▶ _Given data_
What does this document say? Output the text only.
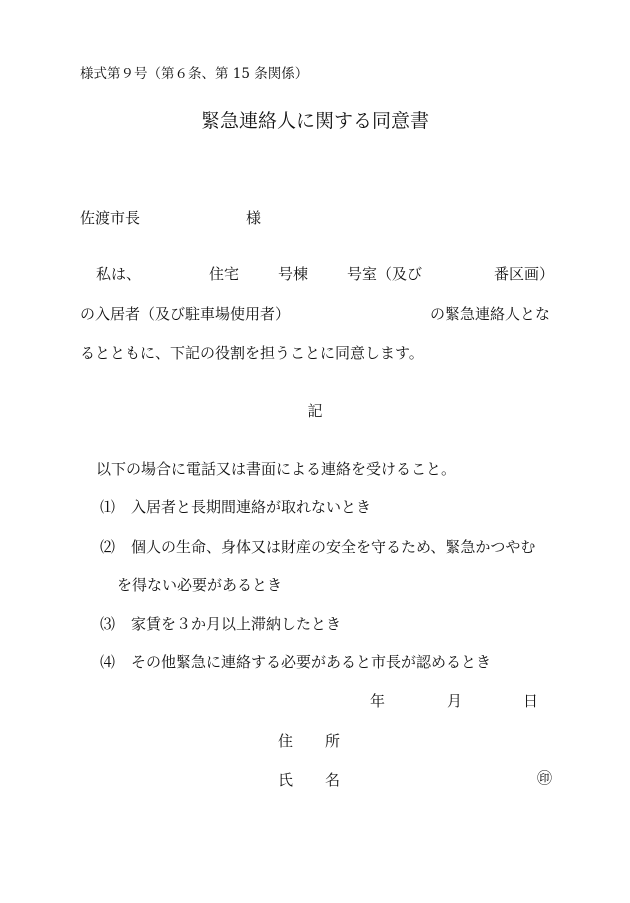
様式第９号（第６条、第 15 条関係）
緊急連絡人に関する同意書
佐渡市長	様
私は、	住宅	号棟	号室（及び	番区画）
の入居者（及び駐車場使用者）	の緊急連絡人とな
るとともに、下記の役割を担うことに同意します。
記
以下の場合に電話又は書面による連絡を受けること。
⑴ 入居者と長期間連絡が取れないとき
⑵ 個人の生命、身体又は財産の安全を守るため、緊急かつやむ
を得ない必要があるとき
⑶ 家賃を３か月以上滞納したとき
⑷ その他緊急に連絡する必要があると市長が認めるとき
年	月	日
住 所
氏 名	㊞
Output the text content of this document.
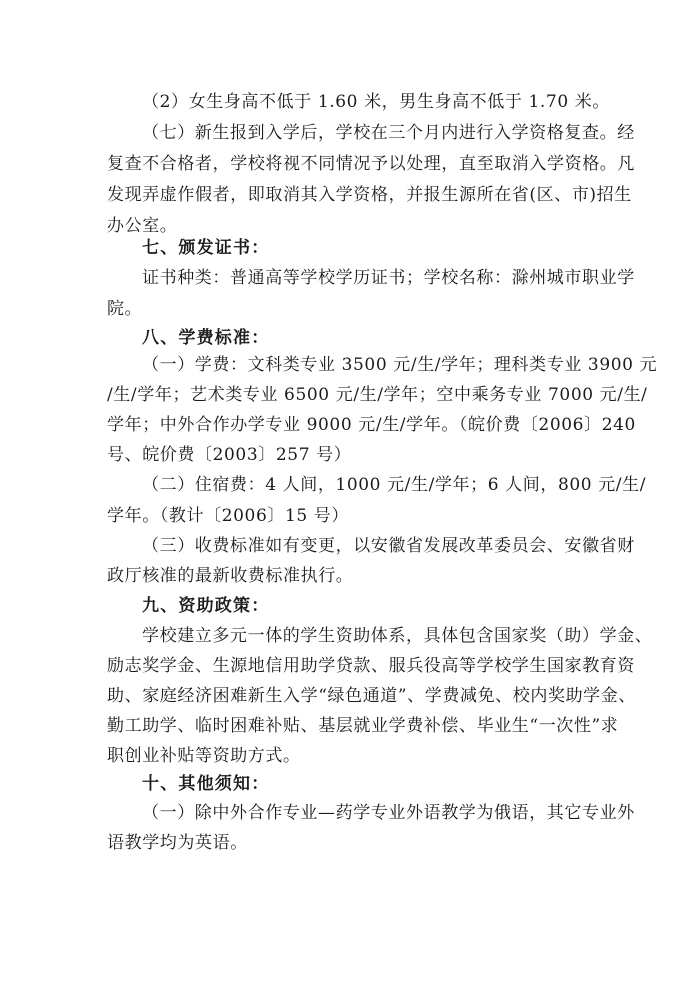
（2）女生身高不低于 1.60 米，男生身高不低于 1.70 米。
（七）新生报到入学后，学校在三个月内进行入学资格复查。经
复查不合格者，学校将视不同情况予以处理，直至取消入学资格。凡
发现弄虚作假者，即取消其入学资格，并报生源所在省(区、市)招生
办公室。
七、颁发证书：
证书种类：普通高等学校学历证书；学校名称：滁州城市职业学
院。
八、学费标准：
（一）学费：文科类专业 3500 元/生/学年；理科类专业 3900 元
/生/学年；艺术类专业 6500 元/生/学年；空中乘务专业 7000 元/生/
学年；中外合作办学专业 9000 元/生/学年。（皖价费〔2006〕240
号、皖价费〔2003〕257 号）
（二）住宿费：4 人间，1000 元/生/学年；6 人间，800 元/生/
学年。（教计〔2006〕15 号）
（三）收费标准如有变更，以安徽省发展改革委员会、安徽省财
政厅核准的最新收费标准执行。
九、资助政策：
学校建立多元一体的学生资助体系，具体包含国家奖（助）学金、
励志奖学金、生源地信用助学贷款、服兵役高等学校学生国家教育资
助、家庭经济困难新生入学“绿色通道”、学费减免、校内奖助学金、
勤工助学、临时困难补贴、基层就业学费补偿、毕业生“一次性”求
职创业补贴等资助方式。
十、其他须知：
（一）除中外合作专业—药学专业外语教学为俄语，其它专业外
语教学均为英语。
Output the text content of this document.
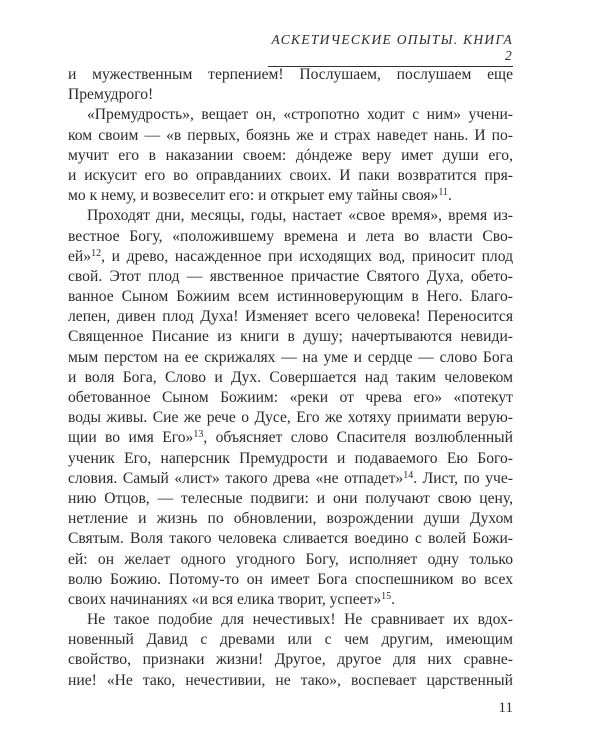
АСКЕТИЧЕСКИЕ ОПЫТЫ. КНИГА 2
и мужественным терпением! Послушаем, послушаем еще
Премудрого!
«Премудрость», вещает он, «стропотно ходит с ним» учени-
ком своим — «в первых, боязнь же и страх наведет нань. И по-
мучит его в наказании своем: дóндеже веру имет души его,
и искусит его во оправданиих своих. И паки возвратится пря-
мо к нему, и возвеселит его: и открыет ему тайны своя»$^{11}$.
Проходят дни, месяцы, годы, настает «свое время», время из-
вестное Богу, «положившему времена и лета во власти Сво-
ей»$^{12}$, и древо, насажденное при исходящих вод, приносит плод
свой. Этот плод — явственное причастие Святого Духа, обето-
ванное Сыном Божиим всем истинноверующим в Него. Благо-
лепен, дивен плод Духа! Изменяет всего человека! Переносится
Священное Писание из книги в душу; начертываются невиди-
мым перстом на ее скрижалях — на уме и сердце — слово Бога
и воля Бога, Слово и Дух. Совершается над таким человеком
обетованное Сыном Божиим: «реки от чрева его» «потекут
воды живы. Сие же рече о Дусе, Его же хотяху приимати верую-
щии во имя Его»$^{13}$, объясняет слово Спасителя возлюбленный
ученик Его, наперсник Премудрости и подаваемого Ею Бого-
словия. Самый «лист» такого древа «не отпадет»$^{14}$. Лист, по уче-
нию Отцов, — телесные подвиги: и они получают свою цену,
нетление и жизнь по обновлении, возрождении души Духом
Святым. Воля такого человека сливается воедино с волей Божи-
ей: он желает одного угодного Богу, исполняет одну только
волю Божию. Потому-то он имеет Бога споспешником во всех
своих начинаниях «и вся елика творит, успеет»$^{15}$.
Не такое подобие для нечестивых! Не сравнивает их вдох-
новенный Давид с древами или с чем другим, имеющим
свойство, признаки жизни! Другое, другое для них сравне-
ние! «Не тако, нечестивии, не тако», воспевает царственный
11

▶ _Task to carry out_
Tally the lines above containing "Бога". Answer with the count only.

▶ _Solution_
3